# [What to do]
Gather, from the data below, each line in which the word "Although" occurs.

# [Data in this exercise]
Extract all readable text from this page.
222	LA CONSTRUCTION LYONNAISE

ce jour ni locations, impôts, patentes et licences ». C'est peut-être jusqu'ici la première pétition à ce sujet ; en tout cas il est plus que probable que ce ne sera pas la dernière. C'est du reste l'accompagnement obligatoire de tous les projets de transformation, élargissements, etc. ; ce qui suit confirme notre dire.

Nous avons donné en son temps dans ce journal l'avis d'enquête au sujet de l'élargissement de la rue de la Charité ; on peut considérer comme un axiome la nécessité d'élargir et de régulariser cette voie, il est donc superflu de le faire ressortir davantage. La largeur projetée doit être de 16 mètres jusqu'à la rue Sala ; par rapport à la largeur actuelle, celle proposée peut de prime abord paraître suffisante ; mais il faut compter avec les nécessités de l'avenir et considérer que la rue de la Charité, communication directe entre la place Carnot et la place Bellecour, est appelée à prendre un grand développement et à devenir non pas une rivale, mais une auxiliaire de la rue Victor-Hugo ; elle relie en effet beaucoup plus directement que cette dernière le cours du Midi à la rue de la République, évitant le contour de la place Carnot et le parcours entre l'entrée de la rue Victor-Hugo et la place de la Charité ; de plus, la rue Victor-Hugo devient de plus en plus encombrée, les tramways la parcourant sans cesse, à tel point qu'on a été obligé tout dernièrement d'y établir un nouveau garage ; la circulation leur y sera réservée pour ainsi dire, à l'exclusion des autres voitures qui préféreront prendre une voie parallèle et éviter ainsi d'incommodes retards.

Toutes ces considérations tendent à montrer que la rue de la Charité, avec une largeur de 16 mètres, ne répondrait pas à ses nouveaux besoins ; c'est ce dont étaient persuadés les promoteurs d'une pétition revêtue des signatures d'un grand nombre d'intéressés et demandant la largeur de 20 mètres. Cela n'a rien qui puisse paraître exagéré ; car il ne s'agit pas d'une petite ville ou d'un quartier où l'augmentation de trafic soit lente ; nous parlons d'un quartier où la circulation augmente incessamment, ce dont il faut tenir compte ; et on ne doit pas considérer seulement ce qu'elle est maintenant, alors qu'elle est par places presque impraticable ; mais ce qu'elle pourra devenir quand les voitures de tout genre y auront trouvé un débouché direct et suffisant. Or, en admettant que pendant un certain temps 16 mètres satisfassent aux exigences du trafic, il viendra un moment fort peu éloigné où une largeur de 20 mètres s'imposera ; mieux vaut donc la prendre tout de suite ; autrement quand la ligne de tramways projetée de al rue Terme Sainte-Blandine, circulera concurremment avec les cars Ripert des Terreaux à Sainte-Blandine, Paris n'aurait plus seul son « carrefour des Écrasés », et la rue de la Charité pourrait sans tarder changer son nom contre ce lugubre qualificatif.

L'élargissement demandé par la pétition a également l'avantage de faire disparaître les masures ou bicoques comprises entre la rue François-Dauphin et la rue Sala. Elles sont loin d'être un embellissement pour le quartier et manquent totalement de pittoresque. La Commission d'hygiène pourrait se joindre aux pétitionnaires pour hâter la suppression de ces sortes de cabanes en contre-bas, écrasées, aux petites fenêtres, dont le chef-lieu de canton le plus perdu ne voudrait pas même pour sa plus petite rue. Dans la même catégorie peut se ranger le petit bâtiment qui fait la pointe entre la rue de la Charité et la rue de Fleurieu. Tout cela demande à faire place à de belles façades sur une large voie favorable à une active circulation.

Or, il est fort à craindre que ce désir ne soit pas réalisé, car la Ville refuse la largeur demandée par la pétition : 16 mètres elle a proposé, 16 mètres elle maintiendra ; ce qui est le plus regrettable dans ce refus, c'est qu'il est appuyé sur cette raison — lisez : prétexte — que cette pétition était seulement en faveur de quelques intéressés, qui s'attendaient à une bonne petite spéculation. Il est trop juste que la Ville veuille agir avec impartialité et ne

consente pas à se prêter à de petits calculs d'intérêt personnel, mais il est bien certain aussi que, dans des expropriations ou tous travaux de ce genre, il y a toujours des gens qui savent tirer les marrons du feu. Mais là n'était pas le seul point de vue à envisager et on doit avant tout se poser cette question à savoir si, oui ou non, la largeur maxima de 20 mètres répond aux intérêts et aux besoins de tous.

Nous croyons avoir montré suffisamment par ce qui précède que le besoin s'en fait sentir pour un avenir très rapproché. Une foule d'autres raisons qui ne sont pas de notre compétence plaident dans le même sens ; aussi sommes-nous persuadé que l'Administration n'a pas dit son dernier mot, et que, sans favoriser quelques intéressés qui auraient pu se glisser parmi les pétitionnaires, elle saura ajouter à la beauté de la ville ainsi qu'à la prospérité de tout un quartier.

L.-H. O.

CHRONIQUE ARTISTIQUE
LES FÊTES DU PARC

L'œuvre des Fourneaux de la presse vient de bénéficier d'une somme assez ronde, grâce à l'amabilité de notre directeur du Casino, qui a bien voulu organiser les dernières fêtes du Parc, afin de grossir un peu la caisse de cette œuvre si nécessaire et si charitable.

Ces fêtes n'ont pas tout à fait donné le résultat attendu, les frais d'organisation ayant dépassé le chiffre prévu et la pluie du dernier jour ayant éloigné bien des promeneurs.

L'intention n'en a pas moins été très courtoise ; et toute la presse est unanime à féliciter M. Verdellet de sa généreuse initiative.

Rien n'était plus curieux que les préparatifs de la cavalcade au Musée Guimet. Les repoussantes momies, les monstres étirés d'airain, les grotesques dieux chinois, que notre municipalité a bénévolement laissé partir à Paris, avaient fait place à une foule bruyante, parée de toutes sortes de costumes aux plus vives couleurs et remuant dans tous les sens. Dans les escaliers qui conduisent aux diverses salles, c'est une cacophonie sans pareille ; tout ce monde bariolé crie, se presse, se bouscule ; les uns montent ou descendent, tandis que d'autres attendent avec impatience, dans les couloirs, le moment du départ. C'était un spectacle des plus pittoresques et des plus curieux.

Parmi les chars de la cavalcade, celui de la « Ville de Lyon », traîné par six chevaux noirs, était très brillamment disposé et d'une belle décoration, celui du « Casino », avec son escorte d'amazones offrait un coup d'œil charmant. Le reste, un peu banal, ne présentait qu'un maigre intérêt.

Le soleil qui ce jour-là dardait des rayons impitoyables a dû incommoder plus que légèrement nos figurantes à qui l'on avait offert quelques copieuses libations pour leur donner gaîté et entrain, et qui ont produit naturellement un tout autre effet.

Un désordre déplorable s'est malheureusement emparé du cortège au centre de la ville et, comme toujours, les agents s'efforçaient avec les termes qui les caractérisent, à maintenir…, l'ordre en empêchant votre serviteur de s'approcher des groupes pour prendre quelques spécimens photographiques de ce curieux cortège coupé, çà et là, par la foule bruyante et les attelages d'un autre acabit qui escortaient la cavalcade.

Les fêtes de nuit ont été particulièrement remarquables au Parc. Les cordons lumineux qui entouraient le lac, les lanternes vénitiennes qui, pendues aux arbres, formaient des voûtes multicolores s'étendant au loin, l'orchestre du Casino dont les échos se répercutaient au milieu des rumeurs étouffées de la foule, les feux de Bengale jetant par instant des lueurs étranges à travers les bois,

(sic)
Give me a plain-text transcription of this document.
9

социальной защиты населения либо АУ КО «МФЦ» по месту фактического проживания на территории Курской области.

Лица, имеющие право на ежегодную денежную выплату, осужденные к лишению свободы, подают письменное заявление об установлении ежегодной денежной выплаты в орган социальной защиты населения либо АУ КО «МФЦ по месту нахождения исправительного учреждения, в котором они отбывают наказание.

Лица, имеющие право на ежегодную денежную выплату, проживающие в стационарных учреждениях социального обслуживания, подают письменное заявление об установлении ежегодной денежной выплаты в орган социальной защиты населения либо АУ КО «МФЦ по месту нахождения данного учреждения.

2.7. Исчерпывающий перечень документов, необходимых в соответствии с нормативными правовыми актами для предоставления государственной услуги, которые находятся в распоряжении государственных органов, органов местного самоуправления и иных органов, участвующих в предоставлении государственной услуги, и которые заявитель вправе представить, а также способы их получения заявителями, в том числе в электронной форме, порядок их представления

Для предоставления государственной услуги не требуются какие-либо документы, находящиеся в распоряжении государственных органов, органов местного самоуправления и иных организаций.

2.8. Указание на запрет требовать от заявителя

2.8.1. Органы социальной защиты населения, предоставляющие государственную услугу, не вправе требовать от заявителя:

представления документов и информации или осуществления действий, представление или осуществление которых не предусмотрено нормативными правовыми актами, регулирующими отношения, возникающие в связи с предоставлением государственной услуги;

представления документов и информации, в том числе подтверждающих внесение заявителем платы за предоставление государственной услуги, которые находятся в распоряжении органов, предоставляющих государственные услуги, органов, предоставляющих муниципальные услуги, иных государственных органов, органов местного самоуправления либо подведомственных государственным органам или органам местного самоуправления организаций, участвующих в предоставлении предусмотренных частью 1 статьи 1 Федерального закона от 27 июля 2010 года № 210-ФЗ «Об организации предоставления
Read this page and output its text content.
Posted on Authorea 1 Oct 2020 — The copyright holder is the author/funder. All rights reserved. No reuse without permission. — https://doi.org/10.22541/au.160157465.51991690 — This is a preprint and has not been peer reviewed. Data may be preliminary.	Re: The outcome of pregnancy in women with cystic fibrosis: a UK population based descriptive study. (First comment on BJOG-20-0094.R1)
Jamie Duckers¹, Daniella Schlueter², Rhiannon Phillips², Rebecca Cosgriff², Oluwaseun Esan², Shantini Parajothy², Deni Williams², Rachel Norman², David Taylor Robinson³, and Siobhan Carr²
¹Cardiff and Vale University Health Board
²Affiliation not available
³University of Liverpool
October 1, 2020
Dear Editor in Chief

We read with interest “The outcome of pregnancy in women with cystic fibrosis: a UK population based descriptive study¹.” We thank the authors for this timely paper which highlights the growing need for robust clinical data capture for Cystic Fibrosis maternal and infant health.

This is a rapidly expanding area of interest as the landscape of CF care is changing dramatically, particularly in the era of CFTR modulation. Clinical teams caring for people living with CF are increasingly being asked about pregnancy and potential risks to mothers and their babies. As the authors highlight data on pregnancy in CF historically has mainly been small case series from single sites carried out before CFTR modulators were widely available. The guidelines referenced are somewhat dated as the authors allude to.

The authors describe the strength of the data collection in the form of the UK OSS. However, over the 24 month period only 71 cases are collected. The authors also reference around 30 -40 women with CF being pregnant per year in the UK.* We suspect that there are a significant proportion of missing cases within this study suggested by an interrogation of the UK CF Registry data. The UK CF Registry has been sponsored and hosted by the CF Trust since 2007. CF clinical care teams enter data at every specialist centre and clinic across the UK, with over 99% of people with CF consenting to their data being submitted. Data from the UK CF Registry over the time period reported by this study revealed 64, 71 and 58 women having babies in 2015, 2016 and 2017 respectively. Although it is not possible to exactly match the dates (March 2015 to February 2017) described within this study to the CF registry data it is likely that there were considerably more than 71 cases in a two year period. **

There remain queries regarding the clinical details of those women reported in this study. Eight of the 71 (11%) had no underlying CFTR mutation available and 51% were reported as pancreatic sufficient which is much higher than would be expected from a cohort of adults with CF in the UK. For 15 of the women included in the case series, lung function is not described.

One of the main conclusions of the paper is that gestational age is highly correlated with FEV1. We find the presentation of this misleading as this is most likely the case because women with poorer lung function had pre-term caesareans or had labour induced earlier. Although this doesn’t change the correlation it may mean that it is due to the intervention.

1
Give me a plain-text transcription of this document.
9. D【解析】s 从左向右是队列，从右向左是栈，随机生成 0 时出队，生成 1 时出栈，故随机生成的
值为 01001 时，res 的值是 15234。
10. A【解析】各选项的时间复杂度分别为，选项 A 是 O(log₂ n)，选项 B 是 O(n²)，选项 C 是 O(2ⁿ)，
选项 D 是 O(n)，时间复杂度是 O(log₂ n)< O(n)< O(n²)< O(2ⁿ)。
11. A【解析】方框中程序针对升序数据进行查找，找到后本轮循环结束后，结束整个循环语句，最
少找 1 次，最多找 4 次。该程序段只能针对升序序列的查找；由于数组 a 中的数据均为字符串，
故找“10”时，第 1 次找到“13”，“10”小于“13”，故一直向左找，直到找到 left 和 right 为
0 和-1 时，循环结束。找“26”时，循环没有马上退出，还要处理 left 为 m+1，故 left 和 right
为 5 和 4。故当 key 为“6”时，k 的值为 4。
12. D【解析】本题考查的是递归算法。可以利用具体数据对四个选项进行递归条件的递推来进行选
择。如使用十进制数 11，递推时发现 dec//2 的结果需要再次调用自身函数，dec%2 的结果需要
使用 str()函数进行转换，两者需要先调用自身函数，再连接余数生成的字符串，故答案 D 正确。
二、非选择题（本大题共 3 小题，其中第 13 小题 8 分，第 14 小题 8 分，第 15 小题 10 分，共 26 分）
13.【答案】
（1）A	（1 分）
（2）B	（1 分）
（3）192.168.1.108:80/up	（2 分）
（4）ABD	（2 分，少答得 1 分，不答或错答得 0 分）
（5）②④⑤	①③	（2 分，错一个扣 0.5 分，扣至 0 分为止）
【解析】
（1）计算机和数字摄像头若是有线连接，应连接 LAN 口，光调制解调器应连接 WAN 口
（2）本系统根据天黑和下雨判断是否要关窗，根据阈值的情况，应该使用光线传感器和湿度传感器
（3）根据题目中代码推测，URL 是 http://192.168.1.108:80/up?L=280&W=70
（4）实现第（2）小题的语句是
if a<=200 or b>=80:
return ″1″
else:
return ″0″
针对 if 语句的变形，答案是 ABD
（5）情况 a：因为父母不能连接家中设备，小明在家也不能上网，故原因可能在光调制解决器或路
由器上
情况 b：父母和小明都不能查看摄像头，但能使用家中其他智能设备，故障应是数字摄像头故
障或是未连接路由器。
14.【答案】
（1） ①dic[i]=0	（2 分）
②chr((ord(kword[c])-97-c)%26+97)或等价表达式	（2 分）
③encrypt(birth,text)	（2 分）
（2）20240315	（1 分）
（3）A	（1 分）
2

# [Complete output]
The authors describe the strength of the data collection in the form of the UK OSS. However, over the 24 month period only 71 cases are collected. The authors also reference around 30 -40 women with CF being pregnant per year in the UK.* We suspect that there are a significant proportion of missing cases within this study suggested by an interrogation of the UK CF Registry data. The UK CF Registry has been sponsored and hosted by the CF Trust since 2007. CF clinical care teams enter data at every specialist centre and clinic across the UK, with over 99% of people with CF consenting to their data being submitted. Data from the UK CF Registry over the time period reported by this study revealed 64, 71 and 58 women having babies in 2015, 2016 and 2017 respectively. Although it is not possible to exactly match the dates (March 2015 to February 2017) described within this study to the CF registry data it is likely that there were considerably more than 71 cases in a two year period. **
One of the main conclusions of the paper is that gestational age is highly correlated with FEV1. We find the presentation of this misleading as this is most likely the case because women with poorer lung function had pre-term caesareans or had labour induced earlier. Although this doesn’t change the correlation it may mean that it is due to the intervention.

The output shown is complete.